----- EXTRACTED ENTRIES

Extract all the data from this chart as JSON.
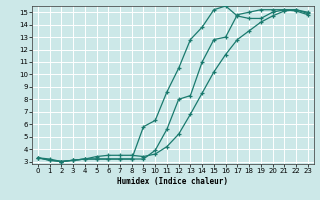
{
  "xlabel": "Humidex (Indice chaleur)",
  "xlim": [
    -0.5,
    23.5
  ],
  "ylim": [
    2.8,
    15.5
  ],
  "xticks": [
    0,
    1,
    2,
    3,
    4,
    5,
    6,
    7,
    8,
    9,
    10,
    11,
    12,
    13,
    14,
    15,
    16,
    17,
    18,
    19,
    20,
    21,
    22,
    23
  ],
  "yticks": [
    3,
    4,
    5,
    6,
    7,
    8,
    9,
    10,
    11,
    12,
    13,
    14,
    15
  ],
  "bg_color": "#cce8e8",
  "line_color": "#1a7a6e",
  "grid_color": "#bbdddd",
  "line1_x": [
    0,
    1,
    2,
    3,
    4,
    5,
    6,
    7,
    8,
    9,
    10,
    11,
    12,
    13,
    14,
    15,
    16,
    17,
    18,
    19,
    20,
    21,
    22,
    23
  ],
  "line1_y": [
    3.3,
    3.1,
    3.0,
    3.1,
    3.2,
    3.2,
    3.2,
    3.2,
    3.2,
    3.2,
    3.9,
    5.6,
    8.0,
    8.3,
    11.0,
    12.8,
    13.0,
    14.8,
    15.0,
    15.2,
    15.2,
    15.2,
    15.1,
    14.8
  ],
  "line2_x": [
    0,
    1,
    2,
    3,
    4,
    5,
    6,
    7,
    8,
    9,
    10,
    11,
    12,
    13,
    14,
    15,
    16,
    17,
    18,
    19,
    20,
    21,
    22,
    23
  ],
  "line2_y": [
    3.3,
    3.1,
    3.0,
    3.1,
    3.2,
    3.2,
    3.2,
    3.2,
    3.2,
    5.8,
    6.3,
    8.6,
    10.5,
    12.8,
    13.8,
    15.2,
    15.5,
    14.7,
    14.5,
    14.5,
    15.0,
    15.2,
    15.2,
    15.0
  ],
  "line3_x": [
    0,
    1,
    2,
    3,
    4,
    5,
    6,
    7,
    8,
    9,
    10,
    11,
    12,
    13,
    14,
    15,
    16,
    17,
    18,
    19,
    20,
    21,
    22,
    23
  ],
  "line3_y": [
    3.3,
    3.2,
    3.0,
    3.1,
    3.2,
    3.4,
    3.5,
    3.5,
    3.5,
    3.4,
    3.6,
    4.2,
    5.2,
    6.8,
    8.5,
    10.2,
    11.6,
    12.8,
    13.5,
    14.2,
    14.7,
    15.1,
    15.2,
    14.9
  ]
}
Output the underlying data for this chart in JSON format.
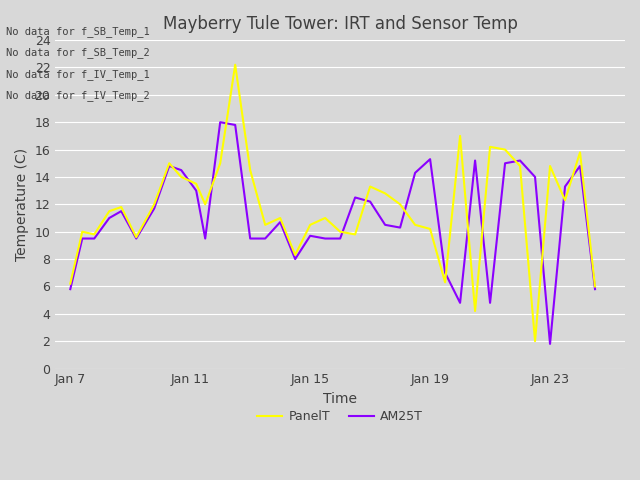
{
  "title": "Mayberry Tule Tower: IRT and Sensor Temp",
  "xlabel": "Time",
  "ylabel": "Temperature (C)",
  "ylim": [
    0,
    24
  ],
  "yticks": [
    0,
    2,
    4,
    6,
    8,
    10,
    12,
    14,
    16,
    18,
    20,
    22,
    24
  ],
  "background_color": "#d8d8d8",
  "no_data_texts": [
    "No data for f_SB_Temp_1",
    "No data for f_SB_Temp_2",
    "No data for f_IV_Temp_1",
    "No data for f_IV_Temp_2"
  ],
  "legend_labels": [
    "PanelT",
    "AM25T"
  ],
  "legend_colors": [
    "#ffff00",
    "#8b00ff"
  ],
  "panel_t_x": [
    7.0,
    7.4,
    7.8,
    8.3,
    8.7,
    9.2,
    9.8,
    10.3,
    10.7,
    11.2,
    11.5,
    12.0,
    12.5,
    13.0,
    13.5,
    14.0,
    14.5,
    15.0,
    15.5,
    16.0,
    16.5,
    17.0,
    17.5,
    18.0,
    18.5,
    19.0,
    19.5,
    20.0,
    20.5,
    21.0,
    21.5,
    22.0,
    22.5,
    23.0,
    23.5,
    24.0,
    24.5
  ],
  "panel_t_y": [
    6.2,
    10.0,
    9.8,
    11.5,
    11.8,
    9.6,
    12.0,
    15.0,
    14.0,
    13.5,
    12.0,
    15.0,
    22.2,
    14.5,
    10.5,
    11.0,
    8.3,
    10.5,
    11.0,
    10.0,
    9.8,
    13.3,
    12.8,
    12.0,
    10.5,
    10.2,
    6.3,
    17.0,
    4.2,
    16.2,
    16.0,
    14.8,
    2.0,
    14.8,
    12.3,
    15.8,
    6.0
  ],
  "am25t_x": [
    7.0,
    7.4,
    7.8,
    8.3,
    8.7,
    9.2,
    9.8,
    10.3,
    10.7,
    11.2,
    11.5,
    12.0,
    12.5,
    13.0,
    13.5,
    14.0,
    14.5,
    15.0,
    15.5,
    16.0,
    16.5,
    17.0,
    17.5,
    18.0,
    18.5,
    19.0,
    19.5,
    20.0,
    20.5,
    21.0,
    21.5,
    22.0,
    22.5,
    23.0,
    23.5,
    24.0,
    24.5
  ],
  "am25t_y": [
    5.8,
    9.5,
    9.5,
    11.0,
    11.5,
    9.5,
    11.7,
    14.8,
    14.5,
    13.0,
    9.5,
    18.0,
    17.8,
    9.5,
    9.5,
    10.7,
    8.0,
    9.7,
    9.5,
    9.5,
    12.5,
    12.2,
    10.5,
    10.3,
    14.3,
    15.3,
    7.0,
    4.8,
    15.2,
    4.8,
    15.0,
    15.2,
    14.0,
    1.8,
    13.3,
    14.8,
    5.8
  ],
  "xtick_labels": [
    "Jan 7",
    "Jan 11",
    "Jan 15",
    "Jan 19",
    "Jan 23"
  ],
  "xtick_positions": [
    7,
    11,
    15,
    19,
    23
  ],
  "xlim": [
    6.5,
    25.5
  ]
}
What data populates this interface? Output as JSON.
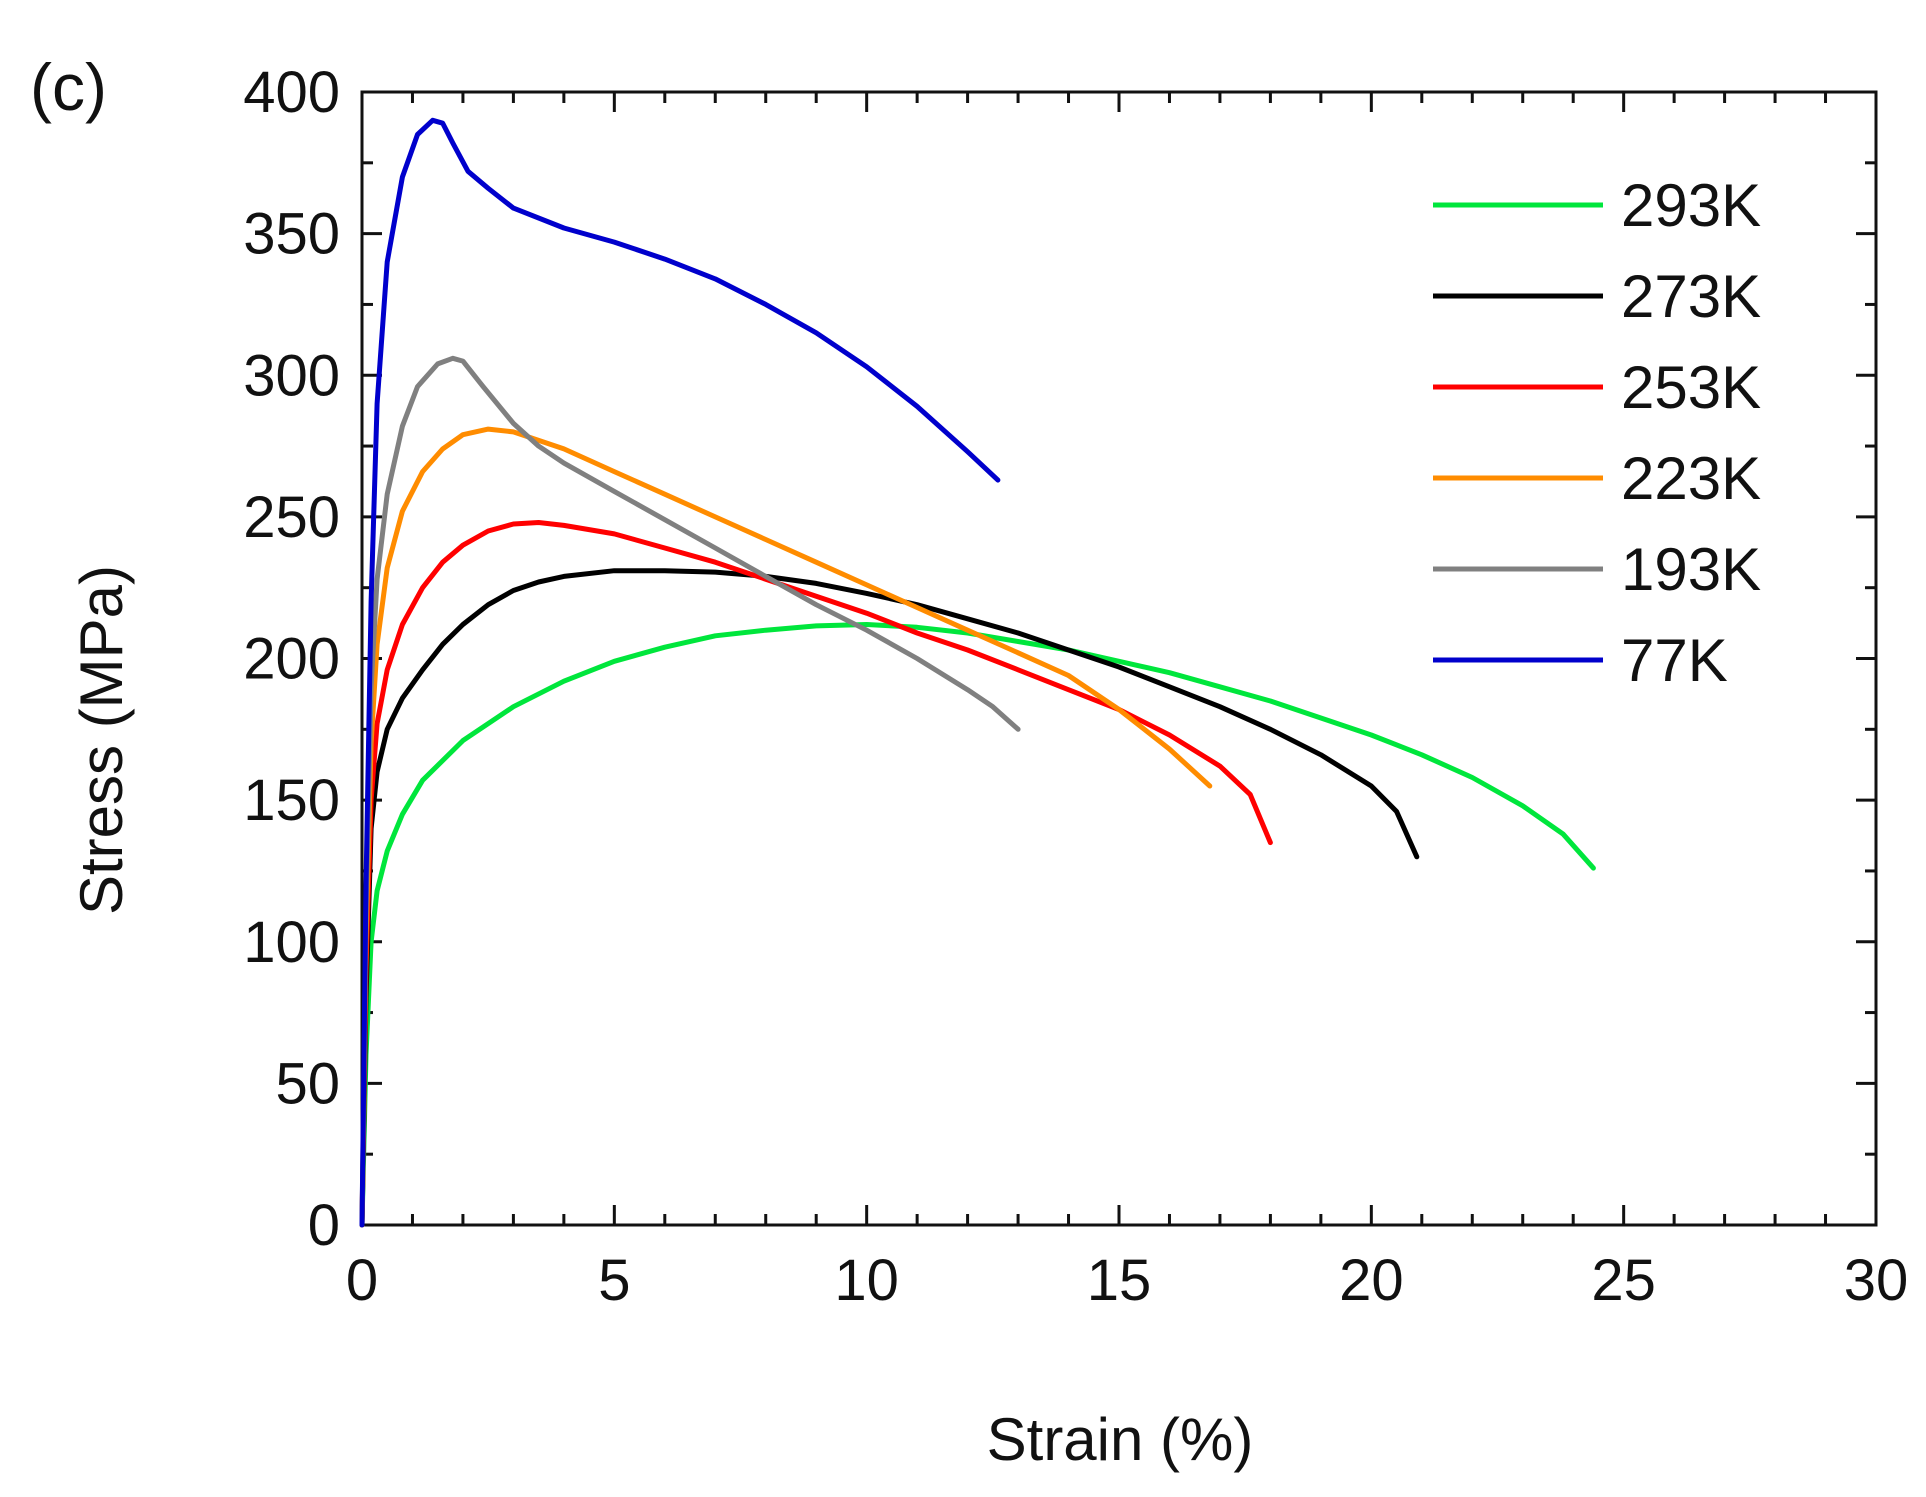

----------

▶ **AIM OF THE EXERCISE**:
Retype each entry precisely. Skip images entirely.

▶ **FINAL RESULT**:
Extract all the data from this chart as JSON.
{
  "xlabel": "Humidex (Indice chaleur)",
  "xlim": [
    -0.5,
    23.5
  ],
  "ylim": [
    2.8,
    15.5
  ],
  "xticks": [
    0,
    1,
    2,
    3,
    4,
    5,
    6,
    7,
    8,
    9,
    10,
    11,
    12,
    13,
    14,
    15,
    16,
    17,
    18,
    19,
    20,
    21,
    22,
    23
  ],
  "yticks": [
    3,
    4,
    5,
    6,
    7,
    8,
    9,
    10,
    11,
    12,
    13,
    14,
    15
  ],
  "bg_color": "#cce8e8",
  "line_color": "#1a7a6e",
  "grid_color": "#bbdddd",
  "line1_x": [
    0,
    1,
    2,
    3,
    4,
    5,
    6,
    7,
    8,
    9,
    10,
    11,
    12,
    13,
    14,
    15,
    16,
    17,
    18,
    19,
    20,
    21,
    22,
    23
  ],
  "line1_y": [
    3.3,
    3.1,
    3.0,
    3.1,
    3.2,
    3.2,
    3.2,
    3.2,
    3.2,
    3.2,
    3.9,
    5.6,
    8.0,
    8.3,
    11.0,
    12.8,
    13.0,
    14.8,
    15.0,
    15.2,
    15.2,
    15.2,
    15.1,
    14.8
  ],
  "line2_x": [
    0,
    1,
    2,
    3,
    4,
    5,
    6,
    7,
    8,
    9,
    10,
    11,
    12,
    13,
    14,
    15,
    16,
    17,
    18,
    19,
    20,
    21,
    22,
    23
  ],
  "line2_y": [
    3.3,
    3.1,
    3.0,
    3.1,
    3.2,
    3.2,
    3.2,
    3.2,
    3.2,
    5.8,
    6.3,
    8.6,
    10.5,
    12.8,
    13.8,
    15.2,
    15.5,
    14.7,
    14.5,
    14.5,
    15.0,
    15.2,
    15.2,
    15.0
  ],
  "line3_x": [
    0,
    1,
    2,
    3,
    4,
    5,
    6,
    7,
    8,
    9,
    10,
    11,
    12,
    13,
    14,
    15,
    16,
    17,
    18,
    19,
    20,
    21,
    22,
    23
  ],
  "line3_y": [
    3.3,
    3.2,
    3.0,
    3.1,
    3.2,
    3.4,
    3.5,
    3.5,
    3.5,
    3.4,
    3.6,
    4.2,
    5.2,
    6.8,
    8.5,
    10.2,
    11.6,
    12.8,
    13.5,
    14.2,
    14.7,
    15.1,
    15.2,
    14.9
  ]
}
Output the underlying data for this chart in JSON format.
{
  "title": "Mayberry Tule Tower: IRT and Sensor Temp",
  "xlabel": "Time",
  "ylabel": "Temperature (C)",
  "ylim": [
    0,
    24
  ],
  "yticks": [
    0,
    2,
    4,
    6,
    8,
    10,
    12,
    14,
    16,
    18,
    20,
    22,
    24
  ],
  "background_color": "#d8d8d8",
  "no_data_texts": [
    "No data for f_SB_Temp_1",
    "No data for f_SB_Temp_2",
    "No data for f_IV_Temp_1",
    "No data for f_IV_Temp_2"
  ],
  "legend_labels": [
    "PanelT",
    "AM25T"
  ],
  "legend_colors": [
    "#ffff00",
    "#8b00ff"
  ],
  "panel_t_x": [
    7.0,
    7.4,
    7.8,
    8.3,
    8.7,
    9.2,
    9.8,
    10.3,
    10.7,
    11.2,
    11.5,
    12.0,
    12.5,
    13.0,
    13.5,
    14.0,
    14.5,
    15.0,
    15.5,
    16.0,
    16.5,
    17.0,
    17.5,
    18.0,
    18.5,
    19.0,
    19.5,
    20.0,
    20.5,
    21.0,
    21.5,
    22.0,
    22.5,
    23.0,
    23.5,
    24.0,
    24.5
  ],
  "panel_t_y": [
    6.2,
    10.0,
    9.8,
    11.5,
    11.8,
    9.6,
    12.0,
    15.0,
    14.0,
    13.5,
    12.0,
    15.0,
    22.2,
    14.5,
    10.5,
    11.0,
    8.3,
    10.5,
    11.0,
    10.0,
    9.8,
    13.3,
    12.8,
    12.0,
    10.5,
    10.2,
    6.3,
    17.0,
    4.2,
    16.2,
    16.0,
    14.8,
    2.0,
    14.8,
    12.3,
    15.8,
    6.0
  ],
  "am25t_x": [
    7.0,
    7.4,
    7.8,
    8.3,
    8.7,
    9.2,
    9.8,
    10.3,
    10.7,
    11.2,
    11.5,
    12.0,
    12.5,
    13.0,
    13.5,
    14.0,
    14.5,
    15.0,
    15.5,
    16.0,
    16.5,
    17.0,
    17.5,
    18.0,
    18.5,
    19.0,
    19.5,
    20.0,
    20.5,
    21.0,
    21.5,
    22.0,
    22.5,
    23.0,
    23.5,
    24.0,
    24.5
  ],
  "am25t_y": [
    5.8,
    9.5,
    9.5,
    11.0,
    11.5,
    9.5,
    11.7,
    14.8,
    14.5,
    13.0,
    9.5,
    18.0,
    17.8,
    9.5,
    9.5,
    10.7,
    8.0,
    9.7,
    9.5,
    9.5,
    12.5,
    12.2,
    10.5,
    10.3,
    14.3,
    15.3,
    7.0,
    4.8,
    15.2,
    4.8,
    15.0,
    15.2,
    14.0,
    1.8,
    13.3,
    14.8,
    5.8
  ],
  "xtick_labels": [
    "Jan 7",
    "Jan 11",
    "Jan 15",
    "Jan 19",
    "Jan 23"
  ],
  "xtick_positions": [
    7,
    11,
    15,
    19,
    23
  ],
  "xlim": [
    6.5,
    25.5
  ]
}
What data populates this interface? Output as JSON.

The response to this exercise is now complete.